● GIVEN REQUEST: The entries below are to be repeated exactly as they stand.

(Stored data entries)
◆ ◆ ◆ ◆ ◆ ◆ ◆
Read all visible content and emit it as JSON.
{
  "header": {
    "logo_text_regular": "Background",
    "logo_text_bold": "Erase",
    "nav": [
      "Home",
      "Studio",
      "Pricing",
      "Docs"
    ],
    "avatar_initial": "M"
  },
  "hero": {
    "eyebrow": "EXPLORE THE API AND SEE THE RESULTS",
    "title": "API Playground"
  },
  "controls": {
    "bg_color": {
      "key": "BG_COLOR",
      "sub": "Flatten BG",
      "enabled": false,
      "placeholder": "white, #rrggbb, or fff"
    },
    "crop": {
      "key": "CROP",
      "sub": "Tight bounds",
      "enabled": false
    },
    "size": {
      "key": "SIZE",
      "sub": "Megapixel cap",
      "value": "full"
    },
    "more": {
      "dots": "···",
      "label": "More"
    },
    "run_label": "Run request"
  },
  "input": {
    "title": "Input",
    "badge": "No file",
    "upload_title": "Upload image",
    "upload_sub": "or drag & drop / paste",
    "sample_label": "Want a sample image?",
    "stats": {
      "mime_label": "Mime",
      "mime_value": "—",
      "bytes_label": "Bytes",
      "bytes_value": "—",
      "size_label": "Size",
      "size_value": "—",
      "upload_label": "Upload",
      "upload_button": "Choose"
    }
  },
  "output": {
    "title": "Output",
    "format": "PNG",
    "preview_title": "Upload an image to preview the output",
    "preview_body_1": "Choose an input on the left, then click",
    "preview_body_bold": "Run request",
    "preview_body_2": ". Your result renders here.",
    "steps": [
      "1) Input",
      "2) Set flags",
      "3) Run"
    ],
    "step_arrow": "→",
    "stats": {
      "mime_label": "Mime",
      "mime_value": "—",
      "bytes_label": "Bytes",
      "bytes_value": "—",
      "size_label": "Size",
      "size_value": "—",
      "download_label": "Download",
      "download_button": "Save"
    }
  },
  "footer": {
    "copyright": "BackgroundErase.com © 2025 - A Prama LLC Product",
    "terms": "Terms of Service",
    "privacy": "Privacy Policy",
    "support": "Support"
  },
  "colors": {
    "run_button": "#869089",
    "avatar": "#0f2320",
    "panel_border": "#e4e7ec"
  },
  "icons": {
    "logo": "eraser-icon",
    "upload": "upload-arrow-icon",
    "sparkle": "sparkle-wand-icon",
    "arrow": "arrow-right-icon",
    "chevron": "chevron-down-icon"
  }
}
◆ ◆ ◆ ◆ ◆ ◆ ◆
● ANSWER BELOW:
Read all visible content and emit it as JSON.
{
  "header": {
    "logo_text_regular": "Background",
    "logo_text_bold": "Erase",
    "nav": [
      "Home",
      "Studio",
      "Pricing",
      "Docs"
    ],
    "avatar_initial": "M"
  },
  "hero": {
    "eyebrow": "EXPLORE THE API AND SEE THE RESULTS",
    "title": "API Playground"
  },
  "controls": {
    "bg_color": {
      "key": "BG_COLOR",
      "sub": "Flatten BG",
      "enabled": false,
      "placeholder": "white, #rrggbb, or fff"
    },
    "crop": {
      "key": "CROP",
      "sub": "Tight bounds",
      "enabled": false
    },
    "size": {
      "key": "SIZE",
      "sub": "Megapixel cap",
      "value": "full"
    },
    "more": {
      "dots": "···",
      "label": "More"
    },
    "run_label": "Run request"
  },
  "input": {
    "title": "Input",
    "badge": "No file",
    "upload_title": "Upload image",
    "upload_sub": "or drag & drop / paste",
    "sample_label": "Want a sample image?",
    "stats": {
      "mime_label": "Mime",
      "mime_value": "—",
      "bytes_label": "Bytes",
      "bytes_value": "—",
      "size_label": "Size",
      "size_value": "—",
      "upload_label": "Upload",
      "upload_button": "Choose"
    }
  },
  "output": {
    "title": "Output",
    "format": "PNG",
    "preview_title": "Upload an image to preview the output",
    "preview_body_1": "Choose an input on the left, then click",
    "preview_body_bold": "Run request",
    "preview_body_2": ". Your result renders here.",
    "steps": [
      "1) Input",
      "2) Set flags",
      "3) Run"
    ],
    "step_arrow": "→",
    "stats": {
      "mime_label": "Mime",
      "mime_value": "—",
      "bytes_label": "Bytes",
      "bytes_value": "—",
      "size_label": "Size",
      "size_value": "—",
      "download_label": "Download",
      "download_button": "Save"
    }
  },
  "footer": {
    "copyright": "BackgroundErase.com © 2025 - A Prama LLC Product",
    "terms": "Terms of Service",
    "privacy": "Privacy Policy",
    "support": "Support"
  },
  "colors": {
    "run_button": "#869089",
    "avatar": "#0f2320",
    "panel_border": "#e4e7ec"
  },
  "icons": {
    "logo": "eraser-icon",
    "upload": "upload-arrow-icon",
    "sparkle": "sparkle-wand-icon",
    "arrow": "arrow-right-icon",
    "chevron": "chevron-down-icon"
  }
}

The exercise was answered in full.